## EXERCISE BRIEF
Return the lines where the word "this" occurs.
════════
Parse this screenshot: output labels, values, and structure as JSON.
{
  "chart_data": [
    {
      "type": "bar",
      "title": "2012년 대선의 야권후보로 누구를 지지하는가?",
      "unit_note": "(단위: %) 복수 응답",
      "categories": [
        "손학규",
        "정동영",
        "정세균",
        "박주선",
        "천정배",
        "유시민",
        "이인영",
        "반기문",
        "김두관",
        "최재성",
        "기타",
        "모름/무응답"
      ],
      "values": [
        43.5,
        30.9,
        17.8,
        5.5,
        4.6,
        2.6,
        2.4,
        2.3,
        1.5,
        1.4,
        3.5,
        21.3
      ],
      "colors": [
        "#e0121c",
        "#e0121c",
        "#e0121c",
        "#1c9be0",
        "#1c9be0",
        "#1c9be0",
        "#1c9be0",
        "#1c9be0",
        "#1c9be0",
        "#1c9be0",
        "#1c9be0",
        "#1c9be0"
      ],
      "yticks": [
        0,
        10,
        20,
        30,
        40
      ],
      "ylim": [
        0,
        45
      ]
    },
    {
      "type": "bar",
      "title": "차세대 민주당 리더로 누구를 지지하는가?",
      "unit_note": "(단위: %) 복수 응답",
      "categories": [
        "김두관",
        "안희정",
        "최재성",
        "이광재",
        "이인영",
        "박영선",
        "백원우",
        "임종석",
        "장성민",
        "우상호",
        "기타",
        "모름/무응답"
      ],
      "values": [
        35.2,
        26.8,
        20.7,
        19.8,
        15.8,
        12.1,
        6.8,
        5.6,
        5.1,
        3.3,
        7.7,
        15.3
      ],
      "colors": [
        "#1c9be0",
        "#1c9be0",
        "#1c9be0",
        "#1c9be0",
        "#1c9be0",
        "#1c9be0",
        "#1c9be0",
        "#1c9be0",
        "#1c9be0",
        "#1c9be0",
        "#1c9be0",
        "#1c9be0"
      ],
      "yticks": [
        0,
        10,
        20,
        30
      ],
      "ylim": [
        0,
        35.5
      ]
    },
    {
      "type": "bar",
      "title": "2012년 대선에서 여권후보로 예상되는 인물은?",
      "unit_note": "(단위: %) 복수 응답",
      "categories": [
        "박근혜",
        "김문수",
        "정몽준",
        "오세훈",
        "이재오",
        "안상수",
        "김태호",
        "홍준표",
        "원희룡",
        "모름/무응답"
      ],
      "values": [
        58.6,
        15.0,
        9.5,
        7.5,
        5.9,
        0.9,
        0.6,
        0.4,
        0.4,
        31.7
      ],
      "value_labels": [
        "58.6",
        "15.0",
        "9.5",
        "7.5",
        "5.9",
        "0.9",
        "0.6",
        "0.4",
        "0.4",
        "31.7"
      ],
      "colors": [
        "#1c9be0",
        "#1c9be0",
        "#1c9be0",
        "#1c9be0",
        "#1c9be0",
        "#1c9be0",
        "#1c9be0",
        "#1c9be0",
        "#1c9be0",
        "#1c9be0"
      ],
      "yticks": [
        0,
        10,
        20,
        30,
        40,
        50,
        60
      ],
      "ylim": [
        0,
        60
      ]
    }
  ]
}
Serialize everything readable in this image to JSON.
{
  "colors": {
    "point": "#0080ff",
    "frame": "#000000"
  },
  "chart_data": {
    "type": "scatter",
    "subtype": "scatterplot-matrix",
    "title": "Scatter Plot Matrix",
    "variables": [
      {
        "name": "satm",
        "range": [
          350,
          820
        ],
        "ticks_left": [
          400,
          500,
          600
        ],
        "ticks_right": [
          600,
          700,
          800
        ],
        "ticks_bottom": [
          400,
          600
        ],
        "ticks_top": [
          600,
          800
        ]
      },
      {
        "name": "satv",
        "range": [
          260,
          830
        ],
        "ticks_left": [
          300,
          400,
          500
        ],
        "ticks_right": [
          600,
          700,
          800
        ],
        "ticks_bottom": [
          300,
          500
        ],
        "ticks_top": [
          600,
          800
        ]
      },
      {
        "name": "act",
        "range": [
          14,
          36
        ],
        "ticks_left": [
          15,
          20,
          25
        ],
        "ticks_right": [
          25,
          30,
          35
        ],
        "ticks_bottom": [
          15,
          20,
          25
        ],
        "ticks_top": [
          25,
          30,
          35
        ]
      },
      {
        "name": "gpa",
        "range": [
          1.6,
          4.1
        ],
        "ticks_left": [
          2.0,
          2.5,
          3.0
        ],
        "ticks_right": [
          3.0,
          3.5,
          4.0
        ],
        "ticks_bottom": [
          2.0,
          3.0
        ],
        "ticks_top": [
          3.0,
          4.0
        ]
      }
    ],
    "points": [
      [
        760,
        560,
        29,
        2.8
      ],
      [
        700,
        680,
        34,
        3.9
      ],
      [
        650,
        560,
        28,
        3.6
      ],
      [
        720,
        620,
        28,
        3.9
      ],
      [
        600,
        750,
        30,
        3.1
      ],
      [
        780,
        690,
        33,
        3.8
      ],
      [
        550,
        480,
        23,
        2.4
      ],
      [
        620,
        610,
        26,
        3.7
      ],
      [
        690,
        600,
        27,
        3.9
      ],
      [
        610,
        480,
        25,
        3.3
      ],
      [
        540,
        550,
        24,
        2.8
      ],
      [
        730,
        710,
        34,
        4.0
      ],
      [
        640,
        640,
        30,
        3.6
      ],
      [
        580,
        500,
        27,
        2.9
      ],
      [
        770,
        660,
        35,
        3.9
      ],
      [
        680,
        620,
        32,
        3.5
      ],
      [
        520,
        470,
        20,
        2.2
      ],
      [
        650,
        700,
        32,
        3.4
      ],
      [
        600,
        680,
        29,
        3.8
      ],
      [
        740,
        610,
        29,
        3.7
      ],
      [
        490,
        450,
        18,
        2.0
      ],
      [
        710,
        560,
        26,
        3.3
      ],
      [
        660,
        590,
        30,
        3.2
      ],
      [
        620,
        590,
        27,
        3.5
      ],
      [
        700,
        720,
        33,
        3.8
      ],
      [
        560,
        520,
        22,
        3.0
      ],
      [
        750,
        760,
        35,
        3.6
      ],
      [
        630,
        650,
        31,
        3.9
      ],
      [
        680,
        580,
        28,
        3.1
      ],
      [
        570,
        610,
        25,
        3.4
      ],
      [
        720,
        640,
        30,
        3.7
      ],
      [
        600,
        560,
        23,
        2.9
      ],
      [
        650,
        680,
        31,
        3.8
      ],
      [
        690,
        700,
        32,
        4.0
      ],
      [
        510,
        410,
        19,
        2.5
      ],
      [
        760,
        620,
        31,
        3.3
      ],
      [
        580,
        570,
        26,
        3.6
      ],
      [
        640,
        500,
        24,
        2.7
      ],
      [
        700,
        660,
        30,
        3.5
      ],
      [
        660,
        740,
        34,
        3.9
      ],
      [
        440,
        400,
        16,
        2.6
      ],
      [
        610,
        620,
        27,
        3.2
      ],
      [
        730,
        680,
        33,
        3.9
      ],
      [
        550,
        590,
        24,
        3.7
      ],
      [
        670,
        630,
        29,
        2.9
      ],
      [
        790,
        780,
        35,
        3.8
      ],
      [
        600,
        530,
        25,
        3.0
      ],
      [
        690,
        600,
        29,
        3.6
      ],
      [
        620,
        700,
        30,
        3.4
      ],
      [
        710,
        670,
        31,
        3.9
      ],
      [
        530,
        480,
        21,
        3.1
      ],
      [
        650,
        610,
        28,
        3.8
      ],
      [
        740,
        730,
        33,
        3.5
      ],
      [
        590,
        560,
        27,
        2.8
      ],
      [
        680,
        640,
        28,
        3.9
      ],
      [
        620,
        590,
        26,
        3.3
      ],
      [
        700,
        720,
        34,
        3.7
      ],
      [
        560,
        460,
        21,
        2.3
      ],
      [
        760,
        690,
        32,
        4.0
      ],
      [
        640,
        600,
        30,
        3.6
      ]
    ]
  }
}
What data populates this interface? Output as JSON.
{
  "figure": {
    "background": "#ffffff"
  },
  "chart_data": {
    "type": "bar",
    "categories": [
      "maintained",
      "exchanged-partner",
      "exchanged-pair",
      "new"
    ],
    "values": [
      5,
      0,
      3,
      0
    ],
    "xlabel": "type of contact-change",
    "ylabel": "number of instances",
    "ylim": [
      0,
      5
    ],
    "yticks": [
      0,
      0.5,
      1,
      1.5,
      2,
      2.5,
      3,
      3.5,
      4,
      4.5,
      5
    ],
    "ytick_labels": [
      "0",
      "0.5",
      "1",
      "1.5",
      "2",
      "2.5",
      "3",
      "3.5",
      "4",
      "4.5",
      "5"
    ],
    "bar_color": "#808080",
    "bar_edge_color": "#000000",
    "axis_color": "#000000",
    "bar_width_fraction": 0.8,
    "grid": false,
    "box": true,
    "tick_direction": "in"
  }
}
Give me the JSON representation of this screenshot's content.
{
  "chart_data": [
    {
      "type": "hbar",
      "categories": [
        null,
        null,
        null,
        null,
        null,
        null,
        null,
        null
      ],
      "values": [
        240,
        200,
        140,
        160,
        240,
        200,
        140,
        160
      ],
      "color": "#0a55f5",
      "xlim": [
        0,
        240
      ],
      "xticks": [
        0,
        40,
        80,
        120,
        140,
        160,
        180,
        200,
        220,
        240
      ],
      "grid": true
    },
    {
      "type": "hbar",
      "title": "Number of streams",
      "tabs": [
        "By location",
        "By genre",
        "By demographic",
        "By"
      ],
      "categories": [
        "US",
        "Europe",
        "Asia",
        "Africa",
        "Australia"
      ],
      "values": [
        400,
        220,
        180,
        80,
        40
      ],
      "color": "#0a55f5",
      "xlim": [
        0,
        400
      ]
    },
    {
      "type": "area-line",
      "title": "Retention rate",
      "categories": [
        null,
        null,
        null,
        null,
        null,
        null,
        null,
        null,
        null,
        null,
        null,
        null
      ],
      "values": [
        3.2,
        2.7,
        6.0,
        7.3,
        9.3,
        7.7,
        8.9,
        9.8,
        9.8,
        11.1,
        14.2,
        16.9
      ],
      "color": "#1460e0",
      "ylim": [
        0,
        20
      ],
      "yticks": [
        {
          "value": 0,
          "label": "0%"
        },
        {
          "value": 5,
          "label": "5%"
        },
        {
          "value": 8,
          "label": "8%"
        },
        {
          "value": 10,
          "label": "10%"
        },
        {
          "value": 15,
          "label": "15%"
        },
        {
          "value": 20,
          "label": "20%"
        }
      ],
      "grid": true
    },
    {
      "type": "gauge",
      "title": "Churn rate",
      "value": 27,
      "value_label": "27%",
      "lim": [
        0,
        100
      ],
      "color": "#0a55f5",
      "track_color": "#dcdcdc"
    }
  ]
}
════════
## RESULT OF THE TASK
Parse this screenshot: output labels, values, and structure as JSON.
Serialize everything readable in this image to JSON.
What data populates this interface? Output as JSON.
Give me the JSON representation of this screenshot's content.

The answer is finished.